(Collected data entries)
====

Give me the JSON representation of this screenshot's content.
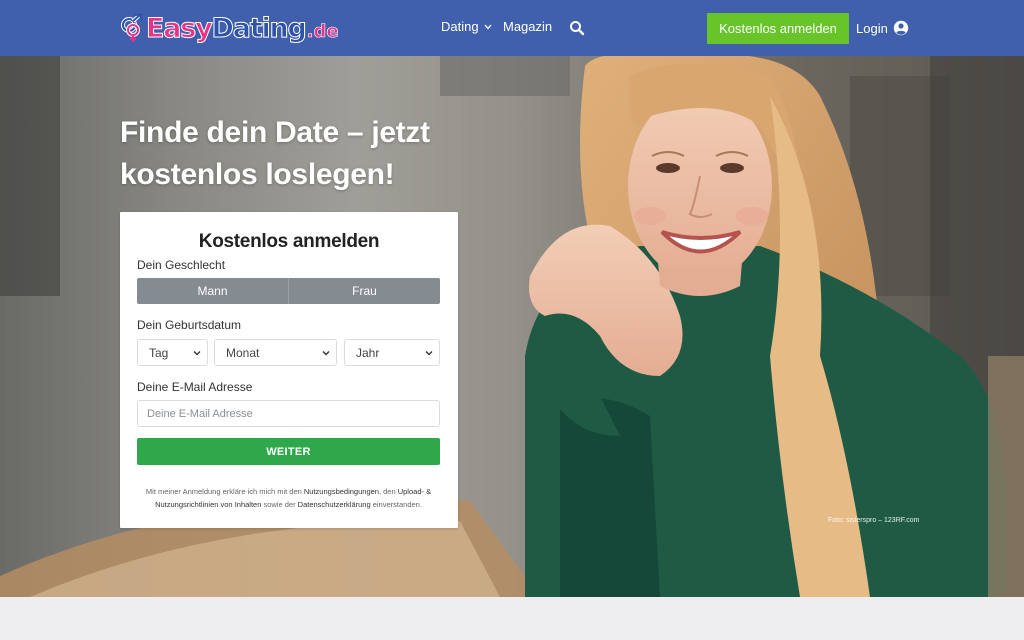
{
  "brand": {
    "logo_easy": "Easy",
    "logo_dating": "Dating",
    "logo_tld": ".de",
    "colors": {
      "nav_bg": "#4060ad",
      "pink": "#e8328a",
      "cta_green": "#67c52a",
      "submit_green": "#2fa84c"
    }
  },
  "nav": {
    "dating_label": "Dating",
    "dating_icon": "chevron-down-icon",
    "magazin_label": "Magazin",
    "search_icon": "search-icon",
    "signup_label": "Kostenlos anmelden",
    "login_label": "Login",
    "login_icon": "user-circle-icon"
  },
  "hero": {
    "title": "Finde dein Date – jetzt kostenlos loslegen!",
    "photo_credit": "Foto: sisterspro – 123RF.com"
  },
  "form": {
    "title": "Kostenlos anmelden",
    "gender_label": "Dein Geschlecht",
    "gender_options": [
      "Mann",
      "Frau"
    ],
    "birth_label": "Dein Geburtsdatum",
    "day_select": "Tag",
    "month_select": "Monat",
    "year_select": "Jahr",
    "email_label": "Deine E-Mail Adresse",
    "email_placeholder": "Deine E-Mail Adresse",
    "submit_label": "WEITER",
    "legal": {
      "part1": "Mit meiner Anmeldung erkläre ich mich mit den ",
      "link_terms": "Nutzungsbedingungen",
      "part2": ", den ",
      "link_upload": "Upload- & Nutzungsrichtlinien von Inhalten",
      "part3": " sowie der ",
      "link_privacy": "Datenschutzerklärung",
      "part4": " einverstanden."
    }
  }
}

====

* **Directions for this task**
Leaving all pictures aside, quote each record exactly.

* **Expected answer**
Give me the JSON representation of this screenshot's content.
{
  "brand": {
    "logo_easy": "Easy",
    "logo_dating": "Dating",
    "logo_tld": ".de",
    "colors": {
      "nav_bg": "#4060ad",
      "pink": "#e8328a",
      "cta_green": "#67c52a",
      "submit_green": "#2fa84c"
    }
  },
  "nav": {
    "dating_label": "Dating",
    "dating_icon": "chevron-down-icon",
    "magazin_label": "Magazin",
    "search_icon": "search-icon",
    "signup_label": "Kostenlos anmelden",
    "login_label": "Login",
    "login_icon": "user-circle-icon"
  },
  "hero": {
    "title": "Finde dein Date – jetzt kostenlos loslegen!",
    "photo_credit": "Foto: sisterspro – 123RF.com"
  },
  "form": {
    "title": "Kostenlos anmelden",
    "gender_label": "Dein Geschlecht",
    "gender_options": [
      "Mann",
      "Frau"
    ],
    "birth_label": "Dein Geburtsdatum",
    "day_select": "Tag",
    "month_select": "Monat",
    "year_select": "Jahr",
    "email_label": "Deine E-Mail Adresse",
    "email_placeholder": "Deine E-Mail Adresse",
    "submit_label": "WEITER",
    "legal": {
      "part1": "Mit meiner Anmeldung erkläre ich mich mit den ",
      "link_terms": "Nutzungsbedingungen",
      "part2": ", den ",
      "link_upload": "Upload- & Nutzungsrichtlinien von Inhalten",
      "part3": " sowie der ",
      "link_privacy": "Datenschutzerklärung",
      "part4": " einverstanden."
    }
  }
}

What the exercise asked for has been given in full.